Available data:
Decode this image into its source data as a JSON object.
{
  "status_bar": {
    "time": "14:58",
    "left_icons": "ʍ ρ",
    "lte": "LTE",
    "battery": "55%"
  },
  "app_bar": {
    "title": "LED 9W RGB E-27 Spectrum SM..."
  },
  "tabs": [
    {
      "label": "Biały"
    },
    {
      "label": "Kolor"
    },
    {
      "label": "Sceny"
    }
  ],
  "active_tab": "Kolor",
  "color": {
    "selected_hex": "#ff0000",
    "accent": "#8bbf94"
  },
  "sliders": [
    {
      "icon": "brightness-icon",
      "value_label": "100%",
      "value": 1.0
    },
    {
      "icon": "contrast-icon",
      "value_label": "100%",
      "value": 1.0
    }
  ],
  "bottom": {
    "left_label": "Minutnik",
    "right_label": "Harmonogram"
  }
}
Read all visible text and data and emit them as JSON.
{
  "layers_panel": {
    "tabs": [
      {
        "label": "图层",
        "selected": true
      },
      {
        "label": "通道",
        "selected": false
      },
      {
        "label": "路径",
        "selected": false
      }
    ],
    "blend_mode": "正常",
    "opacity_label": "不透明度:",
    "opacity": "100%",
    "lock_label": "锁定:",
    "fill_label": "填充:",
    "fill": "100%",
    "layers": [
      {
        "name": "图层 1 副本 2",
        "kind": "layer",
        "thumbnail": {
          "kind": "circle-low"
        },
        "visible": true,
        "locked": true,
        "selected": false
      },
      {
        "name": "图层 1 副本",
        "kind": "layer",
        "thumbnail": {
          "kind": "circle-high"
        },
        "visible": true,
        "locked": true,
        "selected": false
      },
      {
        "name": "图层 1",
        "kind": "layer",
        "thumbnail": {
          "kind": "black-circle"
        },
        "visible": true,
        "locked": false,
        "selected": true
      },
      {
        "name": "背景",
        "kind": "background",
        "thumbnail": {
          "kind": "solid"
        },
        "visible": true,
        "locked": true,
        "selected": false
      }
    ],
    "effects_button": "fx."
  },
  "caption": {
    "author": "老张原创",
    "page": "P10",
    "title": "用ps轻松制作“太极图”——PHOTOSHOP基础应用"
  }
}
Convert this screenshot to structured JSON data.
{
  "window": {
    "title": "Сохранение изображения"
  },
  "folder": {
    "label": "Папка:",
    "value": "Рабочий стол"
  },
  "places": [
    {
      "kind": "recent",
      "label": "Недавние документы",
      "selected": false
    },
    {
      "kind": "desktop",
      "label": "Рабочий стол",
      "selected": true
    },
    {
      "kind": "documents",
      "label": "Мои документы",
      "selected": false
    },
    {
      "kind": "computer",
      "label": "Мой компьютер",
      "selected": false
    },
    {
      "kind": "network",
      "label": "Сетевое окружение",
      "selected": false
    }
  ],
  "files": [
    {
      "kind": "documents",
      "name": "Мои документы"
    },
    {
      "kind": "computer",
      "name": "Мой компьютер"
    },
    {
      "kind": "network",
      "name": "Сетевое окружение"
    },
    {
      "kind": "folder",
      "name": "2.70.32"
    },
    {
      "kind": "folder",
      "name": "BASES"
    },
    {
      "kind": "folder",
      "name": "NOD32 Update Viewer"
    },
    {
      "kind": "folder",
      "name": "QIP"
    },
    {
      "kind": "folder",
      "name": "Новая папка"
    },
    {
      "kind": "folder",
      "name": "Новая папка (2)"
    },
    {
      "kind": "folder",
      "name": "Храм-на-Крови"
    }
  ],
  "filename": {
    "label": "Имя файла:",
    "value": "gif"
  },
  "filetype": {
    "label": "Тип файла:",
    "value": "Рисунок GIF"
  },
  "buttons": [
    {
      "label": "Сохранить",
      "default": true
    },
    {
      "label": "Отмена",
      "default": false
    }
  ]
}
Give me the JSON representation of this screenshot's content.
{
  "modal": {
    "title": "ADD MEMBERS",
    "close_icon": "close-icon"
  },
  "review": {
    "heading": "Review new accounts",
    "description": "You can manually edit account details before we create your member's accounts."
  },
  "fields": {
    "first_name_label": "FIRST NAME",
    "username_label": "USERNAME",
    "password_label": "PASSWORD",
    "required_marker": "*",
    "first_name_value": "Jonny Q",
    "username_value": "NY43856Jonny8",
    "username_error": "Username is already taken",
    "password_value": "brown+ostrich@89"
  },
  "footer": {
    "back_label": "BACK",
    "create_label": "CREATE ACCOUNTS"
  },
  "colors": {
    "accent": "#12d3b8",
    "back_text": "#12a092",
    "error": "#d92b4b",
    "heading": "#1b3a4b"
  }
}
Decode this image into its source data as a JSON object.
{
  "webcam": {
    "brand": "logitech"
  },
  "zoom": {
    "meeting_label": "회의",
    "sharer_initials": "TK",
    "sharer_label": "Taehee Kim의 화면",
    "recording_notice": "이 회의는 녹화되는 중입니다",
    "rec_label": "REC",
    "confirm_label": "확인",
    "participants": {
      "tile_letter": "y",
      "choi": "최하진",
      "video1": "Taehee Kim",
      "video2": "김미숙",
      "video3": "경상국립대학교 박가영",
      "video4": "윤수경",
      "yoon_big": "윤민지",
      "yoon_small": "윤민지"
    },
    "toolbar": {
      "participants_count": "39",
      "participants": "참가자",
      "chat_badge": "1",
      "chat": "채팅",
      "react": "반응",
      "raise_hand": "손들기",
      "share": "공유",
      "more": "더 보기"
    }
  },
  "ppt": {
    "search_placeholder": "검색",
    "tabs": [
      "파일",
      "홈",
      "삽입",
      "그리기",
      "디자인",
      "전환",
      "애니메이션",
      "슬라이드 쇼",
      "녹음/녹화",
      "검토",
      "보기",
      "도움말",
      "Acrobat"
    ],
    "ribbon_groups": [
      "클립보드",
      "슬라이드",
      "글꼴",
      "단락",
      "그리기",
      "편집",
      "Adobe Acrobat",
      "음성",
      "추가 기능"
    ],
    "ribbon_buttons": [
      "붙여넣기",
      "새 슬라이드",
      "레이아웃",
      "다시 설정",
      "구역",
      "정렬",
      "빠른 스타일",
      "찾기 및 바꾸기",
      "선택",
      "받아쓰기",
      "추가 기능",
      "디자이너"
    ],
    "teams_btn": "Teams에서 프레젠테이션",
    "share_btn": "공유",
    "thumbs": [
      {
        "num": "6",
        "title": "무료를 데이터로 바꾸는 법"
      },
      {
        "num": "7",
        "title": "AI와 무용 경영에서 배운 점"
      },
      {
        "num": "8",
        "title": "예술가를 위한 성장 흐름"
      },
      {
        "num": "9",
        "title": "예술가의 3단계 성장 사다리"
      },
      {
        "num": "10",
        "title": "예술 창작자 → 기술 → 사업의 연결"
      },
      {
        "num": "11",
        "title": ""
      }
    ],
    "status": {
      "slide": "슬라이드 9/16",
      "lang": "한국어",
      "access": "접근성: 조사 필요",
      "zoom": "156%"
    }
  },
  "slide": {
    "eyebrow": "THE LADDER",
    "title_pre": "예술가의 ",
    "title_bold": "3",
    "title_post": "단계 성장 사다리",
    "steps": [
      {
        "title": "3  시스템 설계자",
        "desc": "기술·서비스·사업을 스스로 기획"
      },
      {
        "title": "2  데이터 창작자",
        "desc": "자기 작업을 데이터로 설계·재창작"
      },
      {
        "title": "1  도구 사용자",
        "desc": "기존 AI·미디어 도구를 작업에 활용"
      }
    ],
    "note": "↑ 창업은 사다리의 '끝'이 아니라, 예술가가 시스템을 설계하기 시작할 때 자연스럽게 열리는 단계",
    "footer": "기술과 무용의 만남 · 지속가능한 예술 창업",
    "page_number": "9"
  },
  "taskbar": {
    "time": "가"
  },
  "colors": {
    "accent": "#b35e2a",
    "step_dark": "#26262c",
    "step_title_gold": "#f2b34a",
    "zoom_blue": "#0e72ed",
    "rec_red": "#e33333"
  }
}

Instructions for the task: Transcribe every entry exactly, omitting nothing.

Exercise response:
Decode this image into its source data as a JSON object.
{
  "status_bar": {
    "time": "14:58",
    "left_icons": "ʍ ρ",
    "lte": "LTE",
    "battery": "55%"
  },
  "app_bar": {
    "title": "LED 9W RGB E-27 Spectrum SM..."
  },
  "tabs": [
    {
      "label": "Biały"
    },
    {
      "label": "Kolor"
    },
    {
      "label": "Sceny"
    }
  ],
  "active_tab": "Kolor",
  "color": {
    "selected_hex": "#ff0000",
    "accent": "#8bbf94"
  },
  "sliders": [
    {
      "icon": "brightness-icon",
      "value_label": "100%",
      "value": 1.0
    },
    {
      "icon": "contrast-icon",
      "value_label": "100%",
      "value": 1.0
    }
  ],
  "bottom": {
    "left_label": "Minutnik",
    "right_label": "Harmonogram"
  }
}
Read all visible text and data and emit them as JSON.
{
  "layers_panel": {
    "tabs": [
      {
        "label": "图层",
        "selected": true
      },
      {
        "label": "通道",
        "selected": false
      },
      {
        "label": "路径",
        "selected": false
      }
    ],
    "blend_mode": "正常",
    "opacity_label": "不透明度:",
    "opacity": "100%",
    "lock_label": "锁定:",
    "fill_label": "填充:",
    "fill": "100%",
    "layers": [
      {
        "name": "图层 1 副本 2",
        "kind": "layer",
        "thumbnail": {
          "kind": "circle-low"
        },
        "visible": true,
        "locked": true,
        "selected": false
      },
      {
        "name": "图层 1 副本",
        "kind": "layer",
        "thumbnail": {
          "kind": "circle-high"
        },
        "visible": true,
        "locked": true,
        "selected": false
      },
      {
        "name": "图层 1",
        "kind": "layer",
        "thumbnail": {
          "kind": "black-circle"
        },
        "visible": true,
        "locked": false,
        "selected": true
      },
      {
        "name": "背景",
        "kind": "background",
        "thumbnail": {
          "kind": "solid"
        },
        "visible": true,
        "locked": true,
        "selected": false
      }
    ],
    "effects_button": "fx."
  },
  "caption": {
    "author": "老张原创",
    "page": "P10",
    "title": "用ps轻松制作“太极图”——PHOTOSHOP基础应用"
  }
}
Convert this screenshot to structured JSON data.
{
  "window": {
    "title": "Сохранение изображения"
  },
  "folder": {
    "label": "Папка:",
    "value": "Рабочий стол"
  },
  "places": [
    {
      "kind": "recent",
      "label": "Недавние документы",
      "selected": false
    },
    {
      "kind": "desktop",
      "label": "Рабочий стол",
      "selected": true
    },
    {
      "kind": "documents",
      "label": "Мои документы",
      "selected": false
    },
    {
      "kind": "computer",
      "label": "Мой компьютер",
      "selected": false
    },
    {
      "kind": "network",
      "label": "Сетевое окружение",
      "selected": false
    }
  ],
  "files": [
    {
      "kind": "documents",
      "name": "Мои документы"
    },
    {
      "kind": "computer",
      "name": "Мой компьютер"
    },
    {
      "kind": "network",
      "name": "Сетевое окружение"
    },
    {
      "kind": "folder",
      "name": "2.70.32"
    },
    {
      "kind": "folder",
      "name": "BASES"
    },
    {
      "kind": "folder",
      "name": "NOD32 Update Viewer"
    },
    {
      "kind": "folder",
      "name": "QIP"
    },
    {
      "kind": "folder",
      "name": "Новая папка"
    },
    {
      "kind": "folder",
      "name": "Новая папка (2)"
    },
    {
      "kind": "folder",
      "name": "Храм-на-Крови"
    }
  ],
  "filename": {
    "label": "Имя файла:",
    "value": "gif"
  },
  "filetype": {
    "label": "Тип файла:",
    "value": "Рисунок GIF"
  },
  "buttons": [
    {
      "label": "Сохранить",
      "default": true
    },
    {
      "label": "Отмена",
      "default": false
    }
  ]
}
Give me the JSON representation of this screenshot's content.
{
  "modal": {
    "title": "ADD MEMBERS",
    "close_icon": "close-icon"
  },
  "review": {
    "heading": "Review new accounts",
    "description": "You can manually edit account details before we create your member's accounts."
  },
  "fields": {
    "first_name_label": "FIRST NAME",
    "username_label": "USERNAME",
    "password_label": "PASSWORD",
    "required_marker": "*",
    "first_name_value": "Jonny Q",
    "username_value": "NY43856Jonny8",
    "username_error": "Username is already taken",
    "password_value": "brown+ostrich@89"
  },
  "footer": {
    "back_label": "BACK",
    "create_label": "CREATE ACCOUNTS"
  },
  "colors": {
    "accent": "#12d3b8",
    "back_text": "#12a092",
    "error": "#d92b4b",
    "heading": "#1b3a4b"
  }
}
Decode this image into its source data as a JSON object.
{
  "webcam": {
    "brand": "logitech"
  },
  "zoom": {
    "meeting_label": "회의",
    "sharer_initials": "TK",
    "sharer_label": "Taehee Kim의 화면",
    "recording_notice": "이 회의는 녹화되는 중입니다",
    "rec_label": "REC",
    "confirm_label": "확인",
    "participants": {
      "tile_letter": "y",
      "choi": "최하진",
      "video1": "Taehee Kim",
      "video2": "김미숙",
      "video3": "경상국립대학교 박가영",
      "video4": "윤수경",
      "yoon_big": "윤민지",
      "yoon_small": "윤민지"
    },
    "toolbar": {
      "participants_count": "39",
      "participants": "참가자",
      "chat_badge": "1",
      "chat": "채팅",
      "react": "반응",
      "raise_hand": "손들기",
      "share": "공유",
      "more": "더 보기"
    }
  },
  "ppt": {
    "search_placeholder": "검색",
    "tabs": [
      "파일",
      "홈",
      "삽입",
      "그리기",
      "디자인",
      "전환",
      "애니메이션",
      "슬라이드 쇼",
      "녹음/녹화",
      "검토",
      "보기",
      "도움말",
      "Acrobat"
    ],
    "ribbon_groups": [
      "클립보드",
      "슬라이드",
      "글꼴",
      "단락",
      "그리기",
      "편집",
      "Adobe Acrobat",
      "음성",
      "추가 기능"
    ],
    "ribbon_buttons": [
      "붙여넣기",
      "새 슬라이드",
      "레이아웃",
      "다시 설정",
      "구역",
      "정렬",
      "빠른 스타일",
      "찾기 및 바꾸기",
      "선택",
      "받아쓰기",
      "추가 기능",
      "디자이너"
    ],
    "teams_btn": "Teams에서 프레젠테이션",
    "share_btn": "공유",
    "thumbs": [
      {
        "num": "6",
        "title": "무료를 데이터로 바꾸는 법"
      },
      {
        "num": "7",
        "title": "AI와 무용 경영에서 배운 점"
      },
      {
        "num": "8",
        "title": "예술가를 위한 성장 흐름"
      },
      {
        "num": "9",
        "title": "예술가의 3단계 성장 사다리"
      },
      {
        "num": "10",
        "title": "예술 창작자 → 기술 → 사업의 연결"
      },
      {
        "num": "11",
        "title": ""
      }
    ],
    "status": {
      "slide": "슬라이드 9/16",
      "lang": "한국어",
      "access": "접근성: 조사 필요",
      "zoom": "156%"
    }
  },
  "slide": {
    "eyebrow": "THE LADDER",
    "title_pre": "예술가의 ",
    "title_bold": "3",
    "title_post": "단계 성장 사다리",
    "steps": [
      {
        "title": "3  시스템 설계자",
        "desc": "기술·서비스·사업을 스스로 기획"
      },
      {
        "title": "2  데이터 창작자",
        "desc": "자기 작업을 데이터로 설계·재창작"
      },
      {
        "title": "1  도구 사용자",
        "desc": "기존 AI·미디어 도구를 작업에 활용"
      }
    ],
    "note": "↑ 창업은 사다리의 '끝'이 아니라, 예술가가 시스템을 설계하기 시작할 때 자연스럽게 열리는 단계",
    "footer": "기술과 무용의 만남 · 지속가능한 예술 창업",
    "page_number": "9"
  },
  "taskbar": {
    "time": "가"
  },
  "colors": {
    "accent": "#b35e2a",
    "step_dark": "#26262c",
    "step_title_gold": "#f2b34a",
    "zoom_blue": "#0e72ed",
    "rec_red": "#e33333"
  }
}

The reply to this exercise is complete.